> WHAT THIS TASK INVOLVES
Quote the data below in full, please, without altering anything.

> Figure record listings
•••••
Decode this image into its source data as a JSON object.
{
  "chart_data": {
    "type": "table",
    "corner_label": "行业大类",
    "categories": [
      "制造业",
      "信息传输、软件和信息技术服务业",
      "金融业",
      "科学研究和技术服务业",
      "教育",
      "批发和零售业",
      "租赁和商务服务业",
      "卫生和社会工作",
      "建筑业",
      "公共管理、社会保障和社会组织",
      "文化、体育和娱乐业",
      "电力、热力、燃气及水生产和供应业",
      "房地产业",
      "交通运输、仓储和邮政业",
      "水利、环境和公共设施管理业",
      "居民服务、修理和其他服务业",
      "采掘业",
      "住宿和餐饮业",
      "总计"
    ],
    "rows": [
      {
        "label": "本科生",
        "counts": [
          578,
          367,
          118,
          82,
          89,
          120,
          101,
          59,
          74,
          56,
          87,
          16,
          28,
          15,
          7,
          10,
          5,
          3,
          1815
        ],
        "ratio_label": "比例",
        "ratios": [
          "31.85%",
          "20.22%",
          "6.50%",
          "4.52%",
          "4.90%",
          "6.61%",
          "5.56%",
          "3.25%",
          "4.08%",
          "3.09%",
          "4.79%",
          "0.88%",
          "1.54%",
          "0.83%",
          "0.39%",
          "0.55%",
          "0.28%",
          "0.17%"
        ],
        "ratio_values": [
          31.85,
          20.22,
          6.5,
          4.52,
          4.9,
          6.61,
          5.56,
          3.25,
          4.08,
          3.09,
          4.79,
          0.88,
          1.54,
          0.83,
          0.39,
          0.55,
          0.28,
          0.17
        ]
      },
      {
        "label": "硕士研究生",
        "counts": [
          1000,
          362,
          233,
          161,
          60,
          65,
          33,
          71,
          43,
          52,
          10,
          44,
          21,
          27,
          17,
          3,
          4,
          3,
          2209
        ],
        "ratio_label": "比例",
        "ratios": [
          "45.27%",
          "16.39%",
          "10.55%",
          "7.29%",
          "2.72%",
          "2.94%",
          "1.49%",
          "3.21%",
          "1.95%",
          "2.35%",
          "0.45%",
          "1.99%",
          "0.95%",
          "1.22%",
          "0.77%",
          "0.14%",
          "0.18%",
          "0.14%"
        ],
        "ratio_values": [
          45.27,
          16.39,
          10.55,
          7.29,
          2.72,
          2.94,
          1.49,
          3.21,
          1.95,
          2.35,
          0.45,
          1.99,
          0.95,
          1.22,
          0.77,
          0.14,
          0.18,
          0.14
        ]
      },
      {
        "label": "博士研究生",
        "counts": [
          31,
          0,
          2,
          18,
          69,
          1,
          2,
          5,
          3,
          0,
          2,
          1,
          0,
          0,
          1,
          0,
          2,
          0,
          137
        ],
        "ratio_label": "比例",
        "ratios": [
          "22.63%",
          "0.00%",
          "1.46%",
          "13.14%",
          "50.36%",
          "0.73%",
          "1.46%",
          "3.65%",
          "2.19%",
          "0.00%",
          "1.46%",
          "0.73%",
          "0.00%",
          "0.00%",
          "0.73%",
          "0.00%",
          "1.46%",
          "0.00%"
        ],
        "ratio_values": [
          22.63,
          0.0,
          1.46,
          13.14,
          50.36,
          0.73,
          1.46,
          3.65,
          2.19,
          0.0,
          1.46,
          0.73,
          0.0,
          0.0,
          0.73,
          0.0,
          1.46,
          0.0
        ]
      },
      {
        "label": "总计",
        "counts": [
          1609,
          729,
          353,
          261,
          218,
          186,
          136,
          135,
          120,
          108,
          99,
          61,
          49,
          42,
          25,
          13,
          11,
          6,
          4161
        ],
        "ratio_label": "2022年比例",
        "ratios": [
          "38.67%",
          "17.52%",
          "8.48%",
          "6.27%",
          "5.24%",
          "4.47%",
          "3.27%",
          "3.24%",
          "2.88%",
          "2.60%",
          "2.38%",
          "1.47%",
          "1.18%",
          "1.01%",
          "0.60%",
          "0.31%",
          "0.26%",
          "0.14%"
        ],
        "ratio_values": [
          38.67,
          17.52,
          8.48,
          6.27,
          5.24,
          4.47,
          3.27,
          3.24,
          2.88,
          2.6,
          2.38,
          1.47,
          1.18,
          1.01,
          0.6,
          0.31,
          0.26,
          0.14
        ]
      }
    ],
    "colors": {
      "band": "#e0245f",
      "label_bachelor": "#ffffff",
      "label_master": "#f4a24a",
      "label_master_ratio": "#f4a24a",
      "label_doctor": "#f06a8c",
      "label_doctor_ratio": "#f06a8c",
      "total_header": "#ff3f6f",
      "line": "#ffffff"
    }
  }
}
•••••
> SOLVED PROBLEM
Decode this image into its source data as a JSON object.
{
  "chart_data": {
    "type": "table",
    "corner_label": "行业大类",
    "categories": [
      "制造业",
      "信息传输、软件和信息技术服务业",
      "金融业",
      "科学研究和技术服务业",
      "教育",
      "批发和零售业",
      "租赁和商务服务业",
      "卫生和社会工作",
      "建筑业",
      "公共管理、社会保障和社会组织",
      "文化、体育和娱乐业",
      "电力、热力、燃气及水生产和供应业",
      "房地产业",
      "交通运输、仓储和邮政业",
      "水利、环境和公共设施管理业",
      "居民服务、修理和其他服务业",
      "采掘业",
      "住宿和餐饮业",
      "总计"
    ],
    "rows": [
      {
        "label": "本科生",
        "counts": [
          578,
          367,
          118,
          82,
          89,
          120,
          101,
          59,
          74,
          56,
          87,
          16,
          28,
          15,
          7,
          10,
          5,
          3,
          1815
        ],
        "ratio_label": "比例",
        "ratios": [
          "31.85%",
          "20.22%",
          "6.50%",
          "4.52%",
          "4.90%",
          "6.61%",
          "5.56%",
          "3.25%",
          "4.08%",
          "3.09%",
          "4.79%",
          "0.88%",
          "1.54%",
          "0.83%",
          "0.39%",
          "0.55%",
          "0.28%",
          "0.17%"
        ],
        "ratio_values": [
          31.85,
          20.22,
          6.5,
          4.52,
          4.9,
          6.61,
          5.56,
          3.25,
          4.08,
          3.09,
          4.79,
          0.88,
          1.54,
          0.83,
          0.39,
          0.55,
          0.28,
          0.17
        ]
      },
      {
        "label": "硕士研究生",
        "counts": [
          1000,
          362,
          233,
          161,
          60,
          65,
          33,
          71,
          43,
          52,
          10,
          44,
          21,
          27,
          17,
          3,
          4,
          3,
          2209
        ],
        "ratio_label": "比例",
        "ratios": [
          "45.27%",
          "16.39%",
          "10.55%",
          "7.29%",
          "2.72%",
          "2.94%",
          "1.49%",
          "3.21%",
          "1.95%",
          "2.35%",
          "0.45%",
          "1.99%",
          "0.95%",
          "1.22%",
          "0.77%",
          "0.14%",
          "0.18%",
          "0.14%"
        ],
        "ratio_values": [
          45.27,
          16.39,
          10.55,
          7.29,
          2.72,
          2.94,
          1.49,
          3.21,
          1.95,
          2.35,
          0.45,
          1.99,
          0.95,
          1.22,
          0.77,
          0.14,
          0.18,
          0.14
        ]
      },
      {
        "label": "博士研究生",
        "counts": [
          31,
          0,
          2,
          18,
          69,
          1,
          2,
          5,
          3,
          0,
          2,
          1,
          0,
          0,
          1,
          0,
          2,
          0,
          137
        ],
        "ratio_label": "比例",
        "ratios": [
          "22.63%",
          "0.00%",
          "1.46%",
          "13.14%",
          "50.36%",
          "0.73%",
          "1.46%",
          "3.65%",
          "2.19%",
          "0.00%",
          "1.46%",
          "0.73%",
          "0.00%",
          "0.00%",
          "0.73%",
          "0.00%",
          "1.46%",
          "0.00%"
        ],
        "ratio_values": [
          22.63,
          0.0,
          1.46,
          13.14,
          50.36,
          0.73,
          1.46,
          3.65,
          2.19,
          0.0,
          1.46,
          0.73,
          0.0,
          0.0,
          0.73,
          0.0,
          1.46,
          0.0
        ]
      },
      {
        "label": "总计",
        "counts": [
          1609,
          729,
          353,
          261,
          218,
          186,
          136,
          135,
          120,
          108,
          99,
          61,
          49,
          42,
          25,
          13,
          11,
          6,
          4161
        ],
        "ratio_label": "2022年比例",
        "ratios": [
          "38.67%",
          "17.52%",
          "8.48%",
          "6.27%",
          "5.24%",
          "4.47%",
          "3.27%",
          "3.24%",
          "2.88%",
          "2.60%",
          "2.38%",
          "1.47%",
          "1.18%",
          "1.01%",
          "0.60%",
          "0.31%",
          "0.26%",
          "0.14%"
        ],
        "ratio_values": [
          38.67,
          17.52,
          8.48,
          6.27,
          5.24,
          4.47,
          3.27,
          3.24,
          2.88,
          2.6,
          2.38,
          1.47,
          1.18,
          1.01,
          0.6,
          0.31,
          0.26,
          0.14
        ]
      }
    ],
    "colors": {
      "band": "#e0245f",
      "label_bachelor": "#ffffff",
      "label_master": "#f4a24a",
      "label_master_ratio": "#f4a24a",
      "label_doctor": "#f06a8c",
      "label_doctor_ratio": "#f06a8c",
      "total_header": "#ff3f6f",
      "line": "#ffffff"
    }
  }
}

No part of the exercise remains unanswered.